## Exercise task
Please transcribe the listing below in full and word for word, without its pictures.

## Provided data
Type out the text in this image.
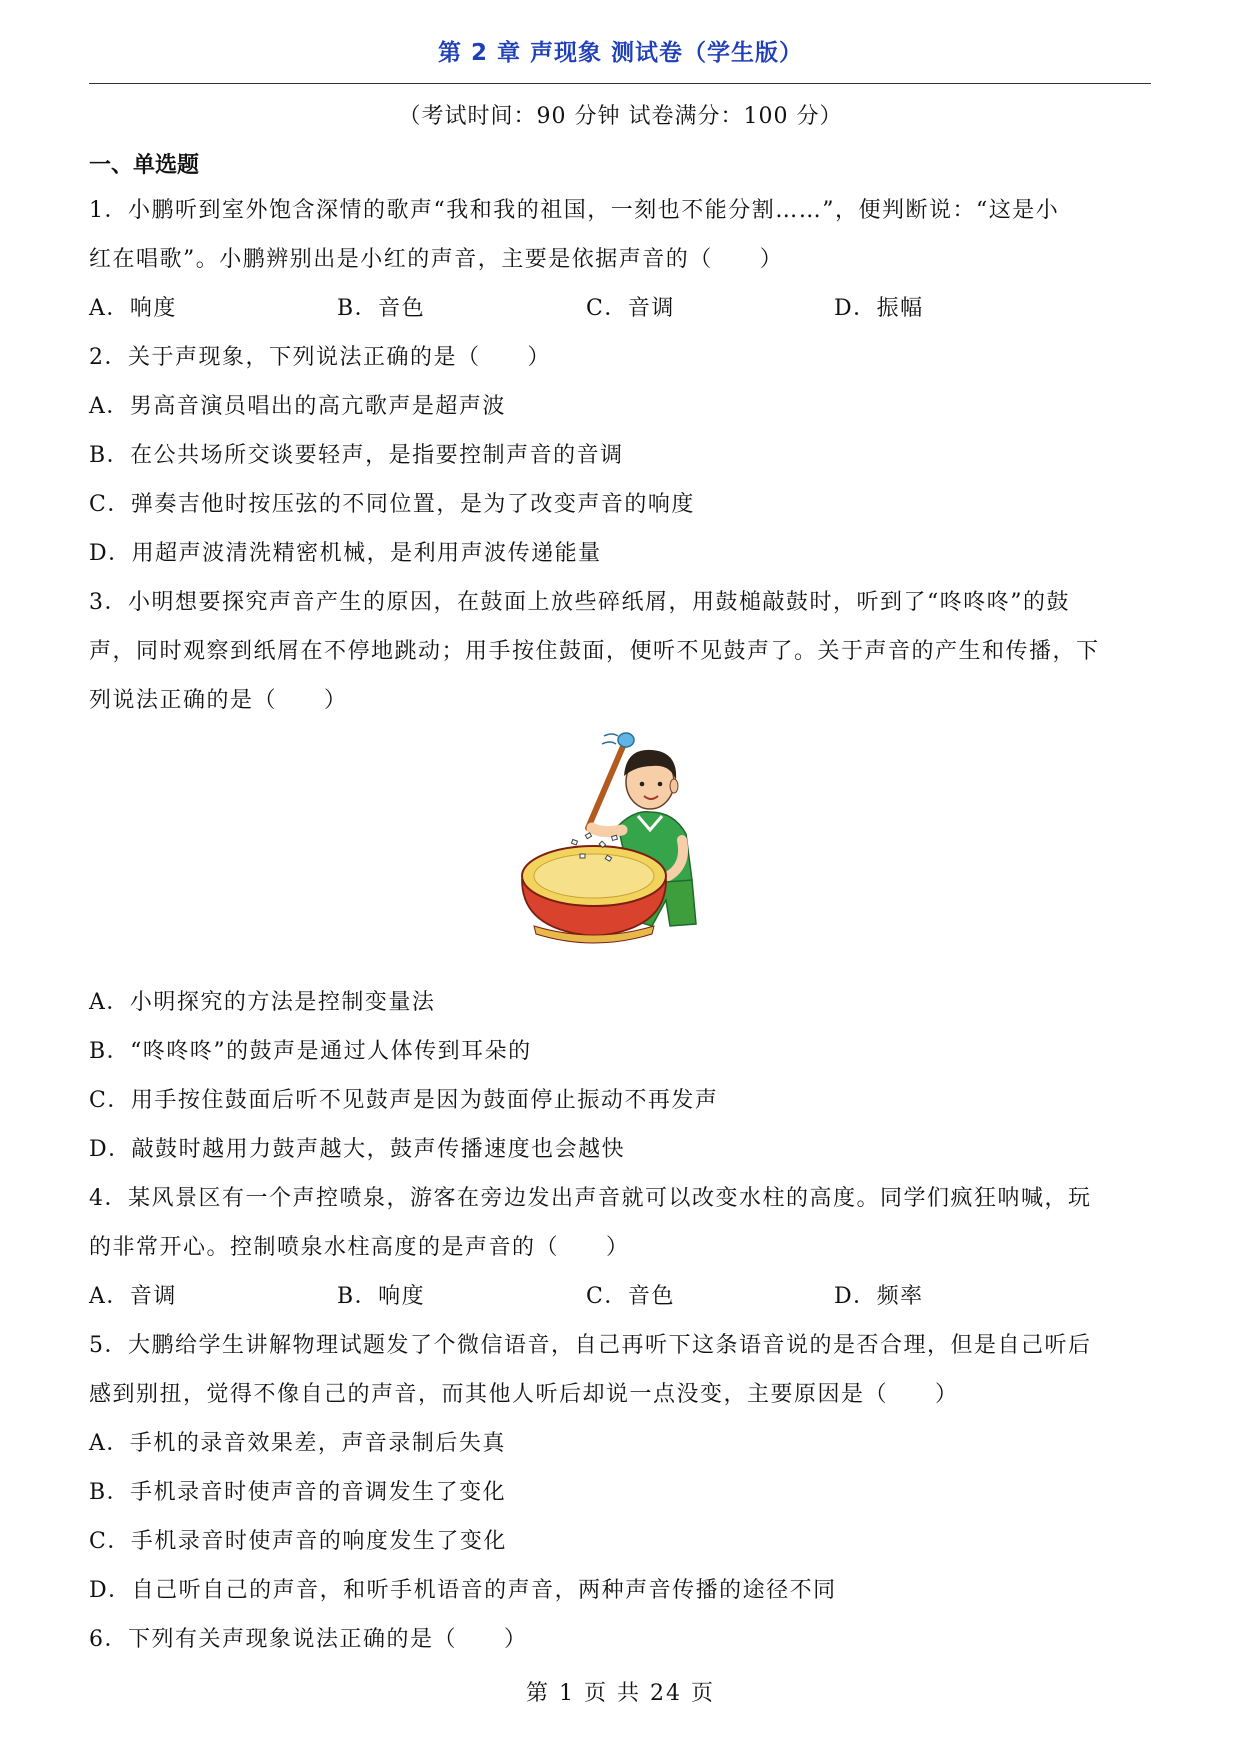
第 2 章 声现象 测试卷（学生版）
（考试时间：90 分钟 试卷满分：100 分）
一、单选题
1．小鹏听到室外饱含深情的歌声“我和我的祖国，一刻也不能分割……”，便判断说：“这是小
红在唱歌”。小鹏辨别出是小红的声音，主要是依据声音的（　　）
A．响度	B．音色	C．音调	D．振幅
2．关于声现象，下列说法正确的是（　　）
A．男高音演员唱出的高亢歌声是超声波
B．在公共场所交谈要轻声，是指要控制声音的音调
C．弹奏吉他时按压弦的不同位置，是为了改变声音的响度
D．用超声波清洗精密机械，是利用声波传递能量
3．小明想要探究声音产生的原因，在鼓面上放些碎纸屑，用鼓槌敲鼓时，听到了“咚咚咚”的鼓
声，同时观察到纸屑在不停地跳动；用手按住鼓面，便听不见鼓声了。关于声音的产生和传播，下
列说法正确的是（　　）
A．小明探究的方法是控制变量法
B．“咚咚咚”的鼓声是通过人体传到耳朵的
C．用手按住鼓面后听不见鼓声是因为鼓面停止振动不再发声
D．敲鼓时越用力鼓声越大，鼓声传播速度也会越快
4．某风景区有一个声控喷泉，游客在旁边发出声音就可以改变水柱的高度。同学们疯狂呐喊，玩
的非常开心。控制喷泉水柱高度的是声音的（　　）
A．音调	B．响度	C．音色	D．频率
5．大鹏给学生讲解物理试题发了个微信语音，自己再听下这条语音说的是否合理，但是自己听后
感到别扭，觉得不像自己的声音，而其他人听后却说一点没变，主要原因是（　　）
A．手机的录音效果差，声音录制后失真
B．手机录音时使声音的音调发生了变化
C．手机录音时使声音的响度发生了变化
D．自己听自己的声音，和听手机语音的声音，两种声音传播的途径不同
6．下列有关声现象说法正确的是（　　）
第 1 页 共 24 页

## The output
Type out the text in this image.
第 2 章 声现象 测试卷（学生版）
（考试时间：90 分钟 试卷满分：100 分）
一、单选题
1．小鹏听到室外饱含深情的歌声“我和我的祖国，一刻也不能分割……”，便判断说：“这是小
红在唱歌”。小鹏辨别出是小红的声音，主要是依据声音的（　　）
A．响度	B．音色	C．音调	D．振幅
2．关于声现象，下列说法正确的是（　　）
A．男高音演员唱出的高亢歌声是超声波
B．在公共场所交谈要轻声，是指要控制声音的音调
C．弹奏吉他时按压弦的不同位置，是为了改变声音的响度
D．用超声波清洗精密机械，是利用声波传递能量
3．小明想要探究声音产生的原因，在鼓面上放些碎纸屑，用鼓槌敲鼓时，听到了“咚咚咚”的鼓
声，同时观察到纸屑在不停地跳动；用手按住鼓面，便听不见鼓声了。关于声音的产生和传播，下
列说法正确的是（　　）
A．小明探究的方法是控制变量法
B．“咚咚咚”的鼓声是通过人体传到耳朵的
C．用手按住鼓面后听不见鼓声是因为鼓面停止振动不再发声
D．敲鼓时越用力鼓声越大，鼓声传播速度也会越快
4．某风景区有一个声控喷泉，游客在旁边发出声音就可以改变水柱的高度。同学们疯狂呐喊，玩
的非常开心。控制喷泉水柱高度的是声音的（　　）
A．音调	B．响度	C．音色	D．频率
5．大鹏给学生讲解物理试题发了个微信语音，自己再听下这条语音说的是否合理，但是自己听后
感到别扭，觉得不像自己的声音，而其他人听后却说一点没变，主要原因是（　　）
A．手机的录音效果差，声音录制后失真
B．手机录音时使声音的音调发生了变化
C．手机录音时使声音的响度发生了变化
D．自己听自己的声音，和听手机语音的声音，两种声音传播的途径不同
6．下列有关声现象说法正确的是（　　）
第 1 页 共 24 页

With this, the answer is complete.